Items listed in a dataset

== == ==

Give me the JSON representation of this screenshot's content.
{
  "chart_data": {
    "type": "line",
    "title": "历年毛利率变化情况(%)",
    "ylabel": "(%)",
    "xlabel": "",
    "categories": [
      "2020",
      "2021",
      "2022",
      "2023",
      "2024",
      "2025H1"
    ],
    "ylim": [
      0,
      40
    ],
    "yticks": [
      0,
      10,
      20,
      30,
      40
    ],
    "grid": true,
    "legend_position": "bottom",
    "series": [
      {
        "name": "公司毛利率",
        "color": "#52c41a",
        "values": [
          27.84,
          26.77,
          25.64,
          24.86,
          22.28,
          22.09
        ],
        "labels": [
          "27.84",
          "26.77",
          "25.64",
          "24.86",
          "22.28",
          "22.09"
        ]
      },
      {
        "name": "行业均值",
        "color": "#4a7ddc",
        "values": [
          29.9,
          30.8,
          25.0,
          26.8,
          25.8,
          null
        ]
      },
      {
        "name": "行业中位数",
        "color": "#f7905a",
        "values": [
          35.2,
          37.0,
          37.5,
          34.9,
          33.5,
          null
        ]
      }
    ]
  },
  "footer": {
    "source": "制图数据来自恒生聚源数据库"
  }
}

== == ==

Pull out all lines from the entries above that include the word "color".

#### OUTPUT
        "color": "#52c41a",
        "color": "#4a7ddc",
        "color": "#f7905a",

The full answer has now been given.